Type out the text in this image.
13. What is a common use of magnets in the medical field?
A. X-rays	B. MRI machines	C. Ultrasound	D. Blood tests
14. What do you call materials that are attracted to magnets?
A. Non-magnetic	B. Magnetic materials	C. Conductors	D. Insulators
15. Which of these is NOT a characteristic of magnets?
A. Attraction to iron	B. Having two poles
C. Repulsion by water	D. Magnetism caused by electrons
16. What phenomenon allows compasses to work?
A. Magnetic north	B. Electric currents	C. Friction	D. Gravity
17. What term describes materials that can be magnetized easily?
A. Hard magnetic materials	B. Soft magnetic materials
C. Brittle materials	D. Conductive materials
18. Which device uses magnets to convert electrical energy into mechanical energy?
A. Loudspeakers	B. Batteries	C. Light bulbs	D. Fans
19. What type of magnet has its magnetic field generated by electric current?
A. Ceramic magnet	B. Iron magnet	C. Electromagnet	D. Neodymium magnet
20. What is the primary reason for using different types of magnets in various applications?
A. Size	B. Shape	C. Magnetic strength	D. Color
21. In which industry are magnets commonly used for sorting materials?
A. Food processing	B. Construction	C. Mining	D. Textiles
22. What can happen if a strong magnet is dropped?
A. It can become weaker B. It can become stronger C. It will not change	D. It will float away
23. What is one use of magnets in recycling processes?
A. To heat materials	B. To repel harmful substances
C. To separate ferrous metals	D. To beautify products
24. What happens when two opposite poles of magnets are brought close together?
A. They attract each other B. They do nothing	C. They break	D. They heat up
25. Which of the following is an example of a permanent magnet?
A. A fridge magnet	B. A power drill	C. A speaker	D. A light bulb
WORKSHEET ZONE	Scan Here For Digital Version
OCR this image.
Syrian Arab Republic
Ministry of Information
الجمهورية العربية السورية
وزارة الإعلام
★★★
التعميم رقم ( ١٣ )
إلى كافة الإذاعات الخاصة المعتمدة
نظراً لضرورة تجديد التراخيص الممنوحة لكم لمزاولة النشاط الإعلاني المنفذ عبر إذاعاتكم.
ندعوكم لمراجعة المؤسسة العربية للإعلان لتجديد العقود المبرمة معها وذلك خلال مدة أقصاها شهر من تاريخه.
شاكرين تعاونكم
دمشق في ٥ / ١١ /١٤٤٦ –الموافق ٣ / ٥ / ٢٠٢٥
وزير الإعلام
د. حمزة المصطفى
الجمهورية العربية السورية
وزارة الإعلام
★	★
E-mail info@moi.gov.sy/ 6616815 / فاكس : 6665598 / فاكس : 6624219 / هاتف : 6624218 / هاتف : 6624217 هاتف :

---------------

- What to do -
Extract all of the data above and output it character for character.

- The reply -
Type out the text in this image.
13. What is a common use of magnets in the medical field?
A. X-rays	B. MRI machines	C. Ultrasound	D. Blood tests
14. What do you call materials that are attracted to magnets?
A. Non-magnetic	B. Magnetic materials	C. Conductors	D. Insulators
15. Which of these is NOT a characteristic of magnets?
A. Attraction to iron	B. Having two poles
C. Repulsion by water	D. Magnetism caused by electrons
16. What phenomenon allows compasses to work?
A. Magnetic north	B. Electric currents	C. Friction	D. Gravity
17. What term describes materials that can be magnetized easily?
A. Hard magnetic materials	B. Soft magnetic materials
C. Brittle materials	D. Conductive materials
18. Which device uses magnets to convert electrical energy into mechanical energy?
A. Loudspeakers	B. Batteries	C. Light bulbs	D. Fans
19. What type of magnet has its magnetic field generated by electric current?
A. Ceramic magnet	B. Iron magnet	C. Electromagnet	D. Neodymium magnet
20. What is the primary reason for using different types of magnets in various applications?
A. Size	B. Shape	C. Magnetic strength	D. Color
21. In which industry are magnets commonly used for sorting materials?
A. Food processing	B. Construction	C. Mining	D. Textiles
22. What can happen if a strong magnet is dropped?
A. It can become weaker B. It can become stronger C. It will not change	D. It will float away
23. What is one use of magnets in recycling processes?
A. To heat materials	B. To repel harmful substances
C. To separate ferrous metals	D. To beautify products
24. What happens when two opposite poles of magnets are brought close together?
A. They attract each other B. They do nothing	C. They break	D. They heat up
25. Which of the following is an example of a permanent magnet?
A. A fridge magnet	B. A power drill	C. A speaker	D. A light bulb
WORKSHEET ZONE	Scan Here For Digital Version
OCR this image.
Syrian Arab Republic
Ministry of Information
الجمهورية العربية السورية
وزارة الإعلام
★★★
التعميم رقم ( ١٣ )
إلى كافة الإذاعات الخاصة المعتمدة
نظراً لضرورة تجديد التراخيص الممنوحة لكم لمزاولة النشاط الإعلاني المنفذ عبر إذاعاتكم.
ندعوكم لمراجعة المؤسسة العربية للإعلان لتجديد العقود المبرمة معها وذلك خلال مدة أقصاها شهر من تاريخه.
شاكرين تعاونكم
دمشق في ٥ / ١١ /١٤٤٦ –الموافق ٣ / ٥ / ٢٠٢٥
وزير الإعلام
د. حمزة المصطفى
الجمهورية العربية السورية
وزارة الإعلام
★	★
E-mail info@moi.gov.sy/ 6616815 / فاكس : 6665598 / فاكس : 6624219 / هاتف : 6624218 / هاتف : 6624217 هاتف :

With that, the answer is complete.